- **Instructions to follow**
Check each line of the records below and collect those holding "this".
---------- Records shown
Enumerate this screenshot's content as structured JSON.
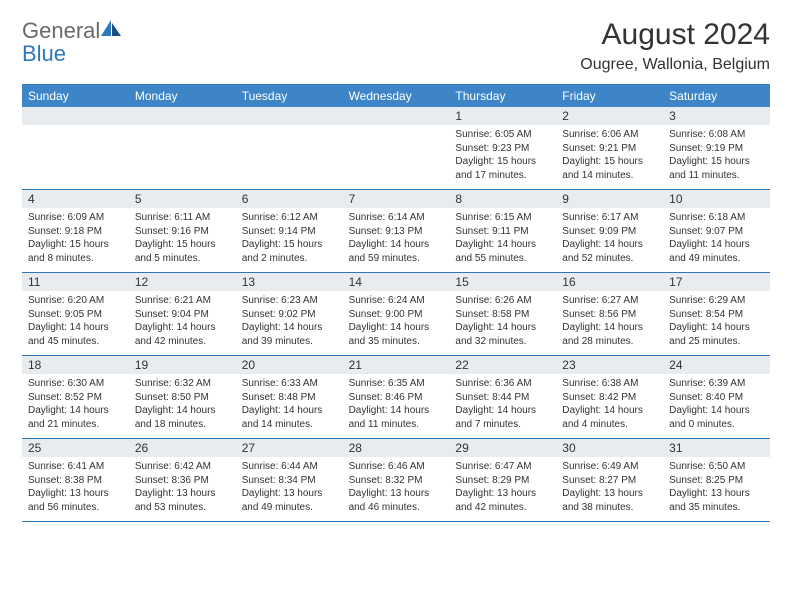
{
  "brand": {
    "part1": "General",
    "part2": "Blue"
  },
  "title": "August 2024",
  "location": "Ougree, Wallonia, Belgium",
  "colors": {
    "header_bg": "#3d85c6",
    "border": "#2d78bd",
    "daynum_bg": "#e9ecef",
    "text": "#333333",
    "logo_gray": "#6a6a6a",
    "logo_blue": "#2d78bd",
    "page_bg": "#ffffff"
  },
  "day_names": [
    "Sunday",
    "Monday",
    "Tuesday",
    "Wednesday",
    "Thursday",
    "Friday",
    "Saturday"
  ],
  "weeks": [
    [
      null,
      null,
      null,
      null,
      {
        "n": "1",
        "sr": "6:05 AM",
        "ss": "9:23 PM",
        "dl": "15 hours and 17 minutes."
      },
      {
        "n": "2",
        "sr": "6:06 AM",
        "ss": "9:21 PM",
        "dl": "15 hours and 14 minutes."
      },
      {
        "n": "3",
        "sr": "6:08 AM",
        "ss": "9:19 PM",
        "dl": "15 hours and 11 minutes."
      }
    ],
    [
      {
        "n": "4",
        "sr": "6:09 AM",
        "ss": "9:18 PM",
        "dl": "15 hours and 8 minutes."
      },
      {
        "n": "5",
        "sr": "6:11 AM",
        "ss": "9:16 PM",
        "dl": "15 hours and 5 minutes."
      },
      {
        "n": "6",
        "sr": "6:12 AM",
        "ss": "9:14 PM",
        "dl": "15 hours and 2 minutes."
      },
      {
        "n": "7",
        "sr": "6:14 AM",
        "ss": "9:13 PM",
        "dl": "14 hours and 59 minutes."
      },
      {
        "n": "8",
        "sr": "6:15 AM",
        "ss": "9:11 PM",
        "dl": "14 hours and 55 minutes."
      },
      {
        "n": "9",
        "sr": "6:17 AM",
        "ss": "9:09 PM",
        "dl": "14 hours and 52 minutes."
      },
      {
        "n": "10",
        "sr": "6:18 AM",
        "ss": "9:07 PM",
        "dl": "14 hours and 49 minutes."
      }
    ],
    [
      {
        "n": "11",
        "sr": "6:20 AM",
        "ss": "9:05 PM",
        "dl": "14 hours and 45 minutes."
      },
      {
        "n": "12",
        "sr": "6:21 AM",
        "ss": "9:04 PM",
        "dl": "14 hours and 42 minutes."
      },
      {
        "n": "13",
        "sr": "6:23 AM",
        "ss": "9:02 PM",
        "dl": "14 hours and 39 minutes."
      },
      {
        "n": "14",
        "sr": "6:24 AM",
        "ss": "9:00 PM",
        "dl": "14 hours and 35 minutes."
      },
      {
        "n": "15",
        "sr": "6:26 AM",
        "ss": "8:58 PM",
        "dl": "14 hours and 32 minutes."
      },
      {
        "n": "16",
        "sr": "6:27 AM",
        "ss": "8:56 PM",
        "dl": "14 hours and 28 minutes."
      },
      {
        "n": "17",
        "sr": "6:29 AM",
        "ss": "8:54 PM",
        "dl": "14 hours and 25 minutes."
      }
    ],
    [
      {
        "n": "18",
        "sr": "6:30 AM",
        "ss": "8:52 PM",
        "dl": "14 hours and 21 minutes."
      },
      {
        "n": "19",
        "sr": "6:32 AM",
        "ss": "8:50 PM",
        "dl": "14 hours and 18 minutes."
      },
      {
        "n": "20",
        "sr": "6:33 AM",
        "ss": "8:48 PM",
        "dl": "14 hours and 14 minutes."
      },
      {
        "n": "21",
        "sr": "6:35 AM",
        "ss": "8:46 PM",
        "dl": "14 hours and 11 minutes."
      },
      {
        "n": "22",
        "sr": "6:36 AM",
        "ss": "8:44 PM",
        "dl": "14 hours and 7 minutes."
      },
      {
        "n": "23",
        "sr": "6:38 AM",
        "ss": "8:42 PM",
        "dl": "14 hours and 4 minutes."
      },
      {
        "n": "24",
        "sr": "6:39 AM",
        "ss": "8:40 PM",
        "dl": "14 hours and 0 minutes."
      }
    ],
    [
      {
        "n": "25",
        "sr": "6:41 AM",
        "ss": "8:38 PM",
        "dl": "13 hours and 56 minutes."
      },
      {
        "n": "26",
        "sr": "6:42 AM",
        "ss": "8:36 PM",
        "dl": "13 hours and 53 minutes."
      },
      {
        "n": "27",
        "sr": "6:44 AM",
        "ss": "8:34 PM",
        "dl": "13 hours and 49 minutes."
      },
      {
        "n": "28",
        "sr": "6:46 AM",
        "ss": "8:32 PM",
        "dl": "13 hours and 46 minutes."
      },
      {
        "n": "29",
        "sr": "6:47 AM",
        "ss": "8:29 PM",
        "dl": "13 hours and 42 minutes."
      },
      {
        "n": "30",
        "sr": "6:49 AM",
        "ss": "8:27 PM",
        "dl": "13 hours and 38 minutes."
      },
      {
        "n": "31",
        "sr": "6:50 AM",
        "ss": "8:25 PM",
        "dl": "13 hours and 35 minutes."
      }
    ]
  ],
  "labels": {
    "sunrise": "Sunrise:",
    "sunset": "Sunset:",
    "daylight": "Daylight:"
  }
}
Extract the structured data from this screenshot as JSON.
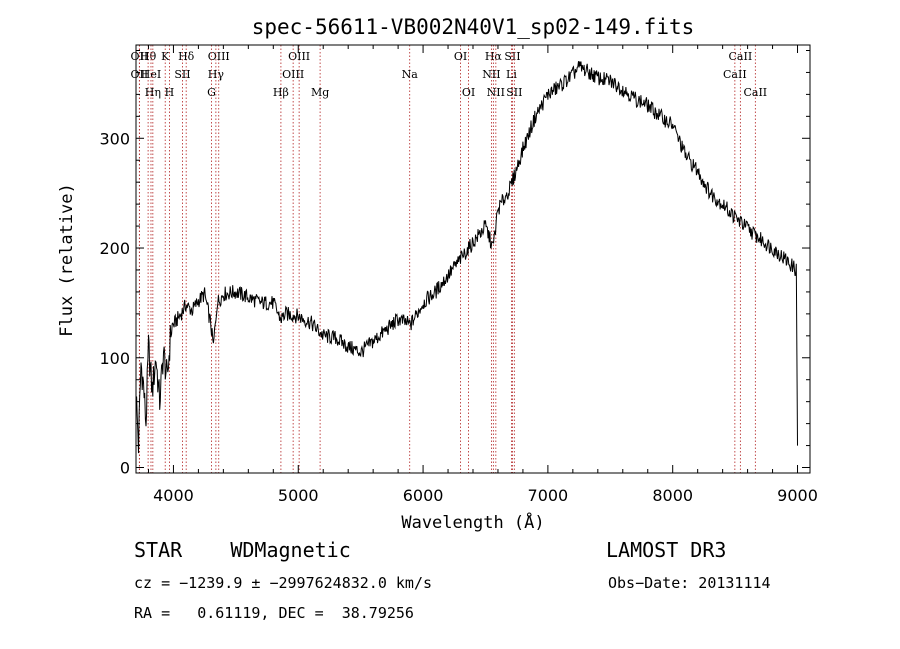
{
  "chart_data": {
    "type": "line",
    "title": "spec-56611-VB002N40V1_sp02-149.fits",
    "xlabel": "Wavelength (Å)",
    "ylabel": "Flux (relative)",
    "xlim": [
      3700,
      9100
    ],
    "ylim": [
      -5,
      385
    ],
    "x_ticks": [
      4000,
      5000,
      6000,
      7000,
      8000,
      9000
    ],
    "y_ticks": [
      0,
      100,
      200,
      300
    ],
    "grid": false,
    "series": [
      {
        "name": "flux",
        "color": "#000000",
        "x": [
          3700,
          3720,
          3740,
          3760,
          3780,
          3800,
          3830,
          3860,
          3890,
          3920,
          3950,
          3980,
          4000,
          4050,
          4100,
          4150,
          4200,
          4250,
          4300,
          4320,
          4350,
          4400,
          4500,
          4600,
          4700,
          4800,
          4860,
          4900,
          5000,
          5100,
          5200,
          5300,
          5400,
          5500,
          5600,
          5700,
          5800,
          5900,
          6000,
          6100,
          6200,
          6300,
          6400,
          6500,
          6560,
          6600,
          6700,
          6800,
          6900,
          7000,
          7100,
          7200,
          7250,
          7300,
          7400,
          7500,
          7600,
          7700,
          7800,
          7900,
          8000,
          8100,
          8200,
          8300,
          8400,
          8500,
          8600,
          8700,
          8800,
          8900,
          8990,
          9000
        ],
        "y": [
          70,
          20,
          95,
          75,
          40,
          110,
          70,
          100,
          60,
          105,
          80,
          125,
          130,
          138,
          148,
          143,
          152,
          158,
          130,
          110,
          150,
          158,
          160,
          155,
          150,
          150,
          135,
          140,
          138,
          132,
          120,
          118,
          110,
          105,
          115,
          125,
          135,
          130,
          150,
          160,
          175,
          190,
          205,
          220,
          200,
          235,
          255,
          290,
          320,
          340,
          348,
          358,
          365,
          362,
          355,
          352,
          345,
          336,
          330,
          320,
          312,
          285,
          270,
          250,
          240,
          228,
          218,
          208,
          200,
          190,
          180,
          20
        ]
      }
    ],
    "line_markers": [
      {
        "label": "OII",
        "wavelength": 3727
      },
      {
        "label": "Hθ",
        "wavelength": 3797
      },
      {
        "label": "OII",
        "wavelength": 3727
      },
      {
        "label": "HeI",
        "wavelength": 3820
      },
      {
        "label": "Hη",
        "wavelength": 3835
      },
      {
        "label": "K",
        "wavelength": 3934
      },
      {
        "label": "SII",
        "wavelength": 4072
      },
      {
        "label": "H",
        "wavelength": 3968
      },
      {
        "label": "Hδ",
        "wavelength": 4102
      },
      {
        "label": "OIII",
        "wavelength": 4363
      },
      {
        "label": "Hγ",
        "wavelength": 4340
      },
      {
        "label": "G",
        "wavelength": 4305
      },
      {
        "label": "OIII",
        "wavelength": 5007
      },
      {
        "label": "OIII",
        "wavelength": 4959
      },
      {
        "label": "Hβ",
        "wavelength": 4861
      },
      {
        "label": "Mg",
        "wavelength": 5175
      },
      {
        "label": "Na",
        "wavelength": 5893
      },
      {
        "label": "OI",
        "wavelength": 6300
      },
      {
        "label": "OI",
        "wavelength": 6364
      },
      {
        "label": "Hα",
        "wavelength": 6563
      },
      {
        "label": "NII",
        "wavelength": 6548
      },
      {
        "label": "NII",
        "wavelength": 6583
      },
      {
        "label": "SII",
        "wavelength": 6716
      },
      {
        "label": "Li",
        "wavelength": 6708
      },
      {
        "label": "SII",
        "wavelength": 6731
      },
      {
        "label": "CaII",
        "wavelength": 8542
      },
      {
        "label": "CaII",
        "wavelength": 8498
      },
      {
        "label": "CaII",
        "wavelength": 8662
      }
    ]
  },
  "info": {
    "class_label": "STAR    WDMagnetic",
    "survey": "LAMOST DR3",
    "cz_line": "cz = −1239.9 ± −2997624832.0 km/s",
    "obs_date": "Obs−Date: 20131114",
    "coords": "RA =   0.61119, DEC =  38.79256"
  }
}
--------------------
- **Written solution**
Enumerate this screenshot's content as structured JSON.
Extract the structured data from this screenshot as JSON.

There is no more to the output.